[EXERCISE TASK]: Type out the records that follow, exactly as given.

■ ■ ■ ■ ■

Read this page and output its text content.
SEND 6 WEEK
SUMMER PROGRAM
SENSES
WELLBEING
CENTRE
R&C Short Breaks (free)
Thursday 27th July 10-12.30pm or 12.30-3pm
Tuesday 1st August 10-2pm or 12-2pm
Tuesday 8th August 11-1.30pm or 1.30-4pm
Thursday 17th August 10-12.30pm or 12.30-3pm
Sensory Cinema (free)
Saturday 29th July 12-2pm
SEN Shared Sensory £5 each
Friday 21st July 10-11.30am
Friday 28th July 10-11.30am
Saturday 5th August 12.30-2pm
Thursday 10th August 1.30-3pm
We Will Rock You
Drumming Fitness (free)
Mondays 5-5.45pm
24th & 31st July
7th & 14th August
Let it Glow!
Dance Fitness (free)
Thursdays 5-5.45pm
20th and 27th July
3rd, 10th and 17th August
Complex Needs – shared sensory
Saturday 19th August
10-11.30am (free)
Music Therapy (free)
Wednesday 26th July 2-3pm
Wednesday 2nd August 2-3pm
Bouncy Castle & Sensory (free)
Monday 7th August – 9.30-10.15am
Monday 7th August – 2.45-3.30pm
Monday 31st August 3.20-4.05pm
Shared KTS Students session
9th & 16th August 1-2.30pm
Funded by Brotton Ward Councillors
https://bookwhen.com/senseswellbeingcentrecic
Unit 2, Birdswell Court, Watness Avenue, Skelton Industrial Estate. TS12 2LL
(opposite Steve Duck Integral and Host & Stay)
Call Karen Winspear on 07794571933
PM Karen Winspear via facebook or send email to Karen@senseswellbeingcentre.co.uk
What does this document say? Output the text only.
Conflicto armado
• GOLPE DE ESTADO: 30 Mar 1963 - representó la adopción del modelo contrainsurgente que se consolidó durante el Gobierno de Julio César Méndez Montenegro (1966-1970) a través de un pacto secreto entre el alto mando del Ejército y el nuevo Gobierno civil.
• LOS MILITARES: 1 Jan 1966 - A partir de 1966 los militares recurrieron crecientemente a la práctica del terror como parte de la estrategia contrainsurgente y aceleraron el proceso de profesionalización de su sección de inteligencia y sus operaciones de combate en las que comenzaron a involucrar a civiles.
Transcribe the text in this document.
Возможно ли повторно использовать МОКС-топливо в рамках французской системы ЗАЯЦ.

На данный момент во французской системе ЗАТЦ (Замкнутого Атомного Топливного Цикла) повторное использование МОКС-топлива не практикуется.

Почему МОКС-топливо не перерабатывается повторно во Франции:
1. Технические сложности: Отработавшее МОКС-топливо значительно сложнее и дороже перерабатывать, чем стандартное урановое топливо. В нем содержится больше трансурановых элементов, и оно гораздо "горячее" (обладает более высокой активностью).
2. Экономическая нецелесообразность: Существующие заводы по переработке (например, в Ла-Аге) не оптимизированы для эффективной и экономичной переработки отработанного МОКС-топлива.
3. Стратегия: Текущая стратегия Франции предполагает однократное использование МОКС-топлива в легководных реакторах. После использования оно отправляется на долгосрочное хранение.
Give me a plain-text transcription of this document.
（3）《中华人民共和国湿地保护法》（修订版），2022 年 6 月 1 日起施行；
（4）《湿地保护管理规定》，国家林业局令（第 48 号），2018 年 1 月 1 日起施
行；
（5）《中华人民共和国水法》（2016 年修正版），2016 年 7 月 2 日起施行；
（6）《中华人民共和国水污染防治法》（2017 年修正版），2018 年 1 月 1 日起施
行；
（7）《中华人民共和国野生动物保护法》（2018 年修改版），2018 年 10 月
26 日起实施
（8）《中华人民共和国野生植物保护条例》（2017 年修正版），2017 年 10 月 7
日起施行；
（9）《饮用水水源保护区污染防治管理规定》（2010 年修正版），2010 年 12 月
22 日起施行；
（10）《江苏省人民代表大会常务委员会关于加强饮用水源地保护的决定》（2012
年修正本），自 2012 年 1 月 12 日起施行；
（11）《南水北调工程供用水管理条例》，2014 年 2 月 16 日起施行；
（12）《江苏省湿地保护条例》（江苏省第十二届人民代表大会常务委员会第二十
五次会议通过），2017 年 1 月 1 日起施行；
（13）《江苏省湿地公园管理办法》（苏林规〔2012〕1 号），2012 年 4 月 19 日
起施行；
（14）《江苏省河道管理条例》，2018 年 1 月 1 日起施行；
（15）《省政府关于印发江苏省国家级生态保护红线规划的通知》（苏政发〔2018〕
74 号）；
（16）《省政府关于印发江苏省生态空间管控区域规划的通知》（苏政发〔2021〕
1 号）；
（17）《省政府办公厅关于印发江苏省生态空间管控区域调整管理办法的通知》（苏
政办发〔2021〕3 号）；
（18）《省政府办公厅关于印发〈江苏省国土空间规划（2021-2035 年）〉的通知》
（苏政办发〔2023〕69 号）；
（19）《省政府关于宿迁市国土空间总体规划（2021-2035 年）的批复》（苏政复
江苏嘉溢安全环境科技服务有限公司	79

■ ■ ■ ■ ■

[THE ANSWER]:
Read this page and output its text content.
SEND 6 WEEK
SUMMER PROGRAM
SENSES
WELLBEING
CENTRE
R&C Short Breaks (free)
Thursday 27th July 10-12.30pm or 12.30-3pm
Tuesday 1st August 10-2pm or 12-2pm
Tuesday 8th August 11-1.30pm or 1.30-4pm
Thursday 17th August 10-12.30pm or 12.30-3pm
Sensory Cinema (free)
Saturday 29th July 12-2pm
SEN Shared Sensory £5 each
Friday 21st July 10-11.30am
Friday 28th July 10-11.30am
Saturday 5th August 12.30-2pm
Thursday 10th August 1.30-3pm
We Will Rock You
Drumming Fitness (free)
Mondays 5-5.45pm
24th & 31st July
7th & 14th August
Let it Glow!
Dance Fitness (free)
Thursdays 5-5.45pm
20th and 27th July
3rd, 10th and 17th August
Complex Needs – shared sensory
Saturday 19th August
10-11.30am (free)
Music Therapy (free)
Wednesday 26th July 2-3pm
Wednesday 2nd August 2-3pm
Bouncy Castle & Sensory (free)
Monday 7th August – 9.30-10.15am
Monday 7th August – 2.45-3.30pm
Monday 31st August 3.20-4.05pm
Shared KTS Students session
9th & 16th August 1-2.30pm
Funded by Brotton Ward Councillors
https://bookwhen.com/senseswellbeingcentrecic
Unit 2, Birdswell Court, Watness Avenue, Skelton Industrial Estate. TS12 2LL
(opposite Steve Duck Integral and Host & Stay)
Call Karen Winspear on 07794571933
PM Karen Winspear via facebook or send email to Karen@senseswellbeingcentre.co.uk
What does this document say? Output the text only.
Conflicto armado
• GOLPE DE ESTADO: 30 Mar 1963 - representó la adopción del modelo contrainsurgente que se consolidó durante el Gobierno de Julio César Méndez Montenegro (1966-1970) a través de un pacto secreto entre el alto mando del Ejército y el nuevo Gobierno civil.
• LOS MILITARES: 1 Jan 1966 - A partir de 1966 los militares recurrieron crecientemente a la práctica del terror como parte de la estrategia contrainsurgente y aceleraron el proceso de profesionalización de su sección de inteligencia y sus operaciones de combate en las que comenzaron a involucrar a civiles.
Transcribe the text in this document.
Возможно ли повторно использовать МОКС-топливо в рамках французской системы ЗАЯЦ.

На данный момент во французской системе ЗАТЦ (Замкнутого Атомного Топливного Цикла) повторное использование МОКС-топлива не практикуется.

Почему МОКС-топливо не перерабатывается повторно во Франции:
1. Технические сложности: Отработавшее МОКС-топливо значительно сложнее и дороже перерабатывать, чем стандартное урановое топливо. В нем содержится больше трансурановых элементов, и оно гораздо "горячее" (обладает более высокой активностью).
2. Экономическая нецелесообразность: Существующие заводы по переработке (например, в Ла-Аге) не оптимизированы для эффективной и экономичной переработки отработанного МОКС-топлива.
3. Стратегия: Текущая стратегия Франции предполагает однократное использование МОКС-топлива в легководных реакторах. После использования оно отправляется на долгосрочное хранение.
Give me a plain-text transcription of this document.
（3）《中华人民共和国湿地保护法》（修订版），2022 年 6 月 1 日起施行；
（4）《湿地保护管理规定》，国家林业局令（第 48 号），2018 年 1 月 1 日起施
行；
（5）《中华人民共和国水法》（2016 年修正版），2016 年 7 月 2 日起施行；
（6）《中华人民共和国水污染防治法》（2017 年修正版），2018 年 1 月 1 日起施
行；
（7）《中华人民共和国野生动物保护法》（2018 年修改版），2018 年 10 月
26 日起实施
（8）《中华人民共和国野生植物保护条例》（2017 年修正版），2017 年 10 月 7
日起施行；
（9）《饮用水水源保护区污染防治管理规定》（2010 年修正版），2010 年 12 月
22 日起施行；
（10）《江苏省人民代表大会常务委员会关于加强饮用水源地保护的决定》（2012
年修正本），自 2012 年 1 月 12 日起施行；
（11）《南水北调工程供用水管理条例》，2014 年 2 月 16 日起施行；
（12）《江苏省湿地保护条例》（江苏省第十二届人民代表大会常务委员会第二十
五次会议通过），2017 年 1 月 1 日起施行；
（13）《江苏省湿地公园管理办法》（苏林规〔2012〕1 号），2012 年 4 月 19 日
起施行；
（14）《江苏省河道管理条例》，2018 年 1 月 1 日起施行；
（15）《省政府关于印发江苏省国家级生态保护红线规划的通知》（苏政发〔2018〕
74 号）；
（16）《省政府关于印发江苏省生态空间管控区域规划的通知》（苏政发〔2021〕
1 号）；
（17）《省政府办公厅关于印发江苏省生态空间管控区域调整管理办法的通知》（苏
政办发〔2021〕3 号）；
（18）《省政府办公厅关于印发〈江苏省国土空间规划（2021-2035 年）〉的通知》
（苏政办发〔2023〕69 号）；
（19）《省政府关于宿迁市国土空间总体规划（2021-2035 年）的批复》（苏政复
江苏嘉溢安全环境科技服务有限公司	79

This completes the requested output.